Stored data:
--------------------------------

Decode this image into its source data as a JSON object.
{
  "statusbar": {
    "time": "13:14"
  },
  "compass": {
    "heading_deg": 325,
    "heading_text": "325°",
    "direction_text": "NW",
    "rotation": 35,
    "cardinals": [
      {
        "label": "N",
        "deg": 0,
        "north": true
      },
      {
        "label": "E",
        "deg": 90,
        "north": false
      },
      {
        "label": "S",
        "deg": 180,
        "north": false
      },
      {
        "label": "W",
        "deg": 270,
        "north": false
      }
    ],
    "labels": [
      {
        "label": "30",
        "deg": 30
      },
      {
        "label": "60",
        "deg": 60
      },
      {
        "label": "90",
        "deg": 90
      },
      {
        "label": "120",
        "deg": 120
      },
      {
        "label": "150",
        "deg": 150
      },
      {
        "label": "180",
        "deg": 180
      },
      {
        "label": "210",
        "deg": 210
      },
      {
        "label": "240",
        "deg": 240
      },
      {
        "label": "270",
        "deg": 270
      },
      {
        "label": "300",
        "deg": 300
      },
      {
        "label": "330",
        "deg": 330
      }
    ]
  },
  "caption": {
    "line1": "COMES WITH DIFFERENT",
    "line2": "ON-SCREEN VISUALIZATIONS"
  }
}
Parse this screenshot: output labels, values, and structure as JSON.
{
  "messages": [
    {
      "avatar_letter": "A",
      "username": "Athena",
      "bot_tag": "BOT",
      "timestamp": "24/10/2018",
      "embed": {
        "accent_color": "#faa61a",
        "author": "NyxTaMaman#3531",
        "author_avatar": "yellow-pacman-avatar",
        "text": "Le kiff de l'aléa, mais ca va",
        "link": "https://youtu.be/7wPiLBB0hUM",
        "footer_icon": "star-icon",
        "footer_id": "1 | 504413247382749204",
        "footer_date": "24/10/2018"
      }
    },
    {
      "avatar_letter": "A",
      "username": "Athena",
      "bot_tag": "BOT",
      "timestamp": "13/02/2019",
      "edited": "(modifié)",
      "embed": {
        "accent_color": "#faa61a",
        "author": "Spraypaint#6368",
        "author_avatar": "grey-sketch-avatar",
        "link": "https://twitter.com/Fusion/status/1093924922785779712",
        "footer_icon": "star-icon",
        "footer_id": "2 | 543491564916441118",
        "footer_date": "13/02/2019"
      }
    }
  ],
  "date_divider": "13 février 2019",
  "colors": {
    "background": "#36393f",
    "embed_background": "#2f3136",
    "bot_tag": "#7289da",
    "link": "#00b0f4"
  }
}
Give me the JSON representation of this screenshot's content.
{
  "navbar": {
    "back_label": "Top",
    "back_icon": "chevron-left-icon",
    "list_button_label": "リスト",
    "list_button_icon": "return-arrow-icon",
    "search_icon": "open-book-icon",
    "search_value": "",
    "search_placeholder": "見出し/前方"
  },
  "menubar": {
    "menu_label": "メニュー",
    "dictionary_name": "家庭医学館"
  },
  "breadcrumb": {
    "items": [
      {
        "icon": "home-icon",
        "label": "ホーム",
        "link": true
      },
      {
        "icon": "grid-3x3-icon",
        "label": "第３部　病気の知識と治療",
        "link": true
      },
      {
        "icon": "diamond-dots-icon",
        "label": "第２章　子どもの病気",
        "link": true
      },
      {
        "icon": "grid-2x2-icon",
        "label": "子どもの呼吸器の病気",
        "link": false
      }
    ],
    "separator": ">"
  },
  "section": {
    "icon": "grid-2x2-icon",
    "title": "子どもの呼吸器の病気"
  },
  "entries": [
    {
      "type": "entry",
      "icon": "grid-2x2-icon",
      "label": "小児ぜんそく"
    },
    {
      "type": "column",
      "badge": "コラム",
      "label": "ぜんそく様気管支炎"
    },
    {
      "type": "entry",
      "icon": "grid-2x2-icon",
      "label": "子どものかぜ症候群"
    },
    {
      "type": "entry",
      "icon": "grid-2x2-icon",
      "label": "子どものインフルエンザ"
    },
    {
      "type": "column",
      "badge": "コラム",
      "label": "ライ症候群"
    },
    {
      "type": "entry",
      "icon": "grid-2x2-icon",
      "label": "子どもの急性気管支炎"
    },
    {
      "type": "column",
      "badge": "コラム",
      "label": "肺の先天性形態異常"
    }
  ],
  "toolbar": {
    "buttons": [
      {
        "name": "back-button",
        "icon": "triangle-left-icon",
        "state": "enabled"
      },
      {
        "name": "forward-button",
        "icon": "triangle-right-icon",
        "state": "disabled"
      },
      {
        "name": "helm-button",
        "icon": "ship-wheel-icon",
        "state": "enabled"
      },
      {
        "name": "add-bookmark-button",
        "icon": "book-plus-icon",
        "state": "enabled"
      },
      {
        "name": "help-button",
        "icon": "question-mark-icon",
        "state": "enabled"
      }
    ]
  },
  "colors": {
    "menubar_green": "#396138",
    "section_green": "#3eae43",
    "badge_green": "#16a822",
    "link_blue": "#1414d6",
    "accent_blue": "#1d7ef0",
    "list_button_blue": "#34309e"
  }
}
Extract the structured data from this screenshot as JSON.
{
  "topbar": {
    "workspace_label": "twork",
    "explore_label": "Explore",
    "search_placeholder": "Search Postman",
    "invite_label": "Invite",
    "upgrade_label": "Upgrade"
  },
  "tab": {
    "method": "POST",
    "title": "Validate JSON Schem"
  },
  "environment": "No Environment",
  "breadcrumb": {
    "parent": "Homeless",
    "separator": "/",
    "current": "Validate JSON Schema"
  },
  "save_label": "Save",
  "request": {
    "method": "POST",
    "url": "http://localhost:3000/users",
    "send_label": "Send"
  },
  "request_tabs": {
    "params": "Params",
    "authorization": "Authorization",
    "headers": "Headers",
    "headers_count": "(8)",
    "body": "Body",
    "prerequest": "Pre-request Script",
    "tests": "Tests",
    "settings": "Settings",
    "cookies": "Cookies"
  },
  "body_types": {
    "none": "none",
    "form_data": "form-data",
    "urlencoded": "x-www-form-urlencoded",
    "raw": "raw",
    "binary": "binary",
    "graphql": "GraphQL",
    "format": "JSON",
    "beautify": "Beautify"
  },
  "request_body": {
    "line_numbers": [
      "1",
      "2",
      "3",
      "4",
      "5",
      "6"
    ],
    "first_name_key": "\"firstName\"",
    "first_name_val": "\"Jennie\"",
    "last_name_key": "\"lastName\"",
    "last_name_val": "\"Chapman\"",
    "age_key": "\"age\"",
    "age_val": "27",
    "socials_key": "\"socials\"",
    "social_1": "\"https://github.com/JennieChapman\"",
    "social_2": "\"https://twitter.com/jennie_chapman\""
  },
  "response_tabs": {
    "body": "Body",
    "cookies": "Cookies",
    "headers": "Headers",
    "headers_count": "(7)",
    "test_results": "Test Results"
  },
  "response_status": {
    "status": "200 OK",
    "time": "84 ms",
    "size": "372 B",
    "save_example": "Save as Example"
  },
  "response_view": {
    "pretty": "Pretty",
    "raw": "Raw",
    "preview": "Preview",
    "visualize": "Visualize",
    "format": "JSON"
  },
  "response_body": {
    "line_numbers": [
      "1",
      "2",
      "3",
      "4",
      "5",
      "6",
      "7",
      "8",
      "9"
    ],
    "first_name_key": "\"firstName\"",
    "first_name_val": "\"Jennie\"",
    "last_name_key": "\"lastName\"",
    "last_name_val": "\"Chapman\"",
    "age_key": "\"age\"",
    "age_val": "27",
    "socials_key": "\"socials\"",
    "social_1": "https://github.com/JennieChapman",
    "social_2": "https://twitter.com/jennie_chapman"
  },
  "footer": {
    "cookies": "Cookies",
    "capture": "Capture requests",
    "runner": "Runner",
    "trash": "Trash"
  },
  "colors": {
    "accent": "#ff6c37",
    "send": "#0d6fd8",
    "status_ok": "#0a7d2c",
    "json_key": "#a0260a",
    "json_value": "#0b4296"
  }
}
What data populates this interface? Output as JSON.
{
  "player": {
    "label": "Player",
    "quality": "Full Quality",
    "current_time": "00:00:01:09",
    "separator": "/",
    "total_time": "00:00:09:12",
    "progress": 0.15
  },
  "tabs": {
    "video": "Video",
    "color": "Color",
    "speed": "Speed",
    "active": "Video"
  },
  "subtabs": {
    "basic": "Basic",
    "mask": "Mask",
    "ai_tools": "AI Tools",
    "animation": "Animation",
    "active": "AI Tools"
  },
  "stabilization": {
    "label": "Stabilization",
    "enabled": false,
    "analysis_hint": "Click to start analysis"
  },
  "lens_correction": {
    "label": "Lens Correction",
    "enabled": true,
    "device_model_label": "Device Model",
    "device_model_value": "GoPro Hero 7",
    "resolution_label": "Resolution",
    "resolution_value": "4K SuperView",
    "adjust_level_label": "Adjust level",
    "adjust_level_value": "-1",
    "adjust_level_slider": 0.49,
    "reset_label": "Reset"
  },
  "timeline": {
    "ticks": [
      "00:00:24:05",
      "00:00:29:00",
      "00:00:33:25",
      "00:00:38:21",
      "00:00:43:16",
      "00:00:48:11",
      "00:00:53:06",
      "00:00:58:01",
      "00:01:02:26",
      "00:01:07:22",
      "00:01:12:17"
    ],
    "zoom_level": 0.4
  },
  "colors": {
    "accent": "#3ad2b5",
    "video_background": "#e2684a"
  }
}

--------------------------------

* What needs to be done *
Scan the data above; copy every line where "title" appears.

* Completed exercise *
    "title": "子どもの呼吸器の病気"
    "title": "Validate JSON Schem"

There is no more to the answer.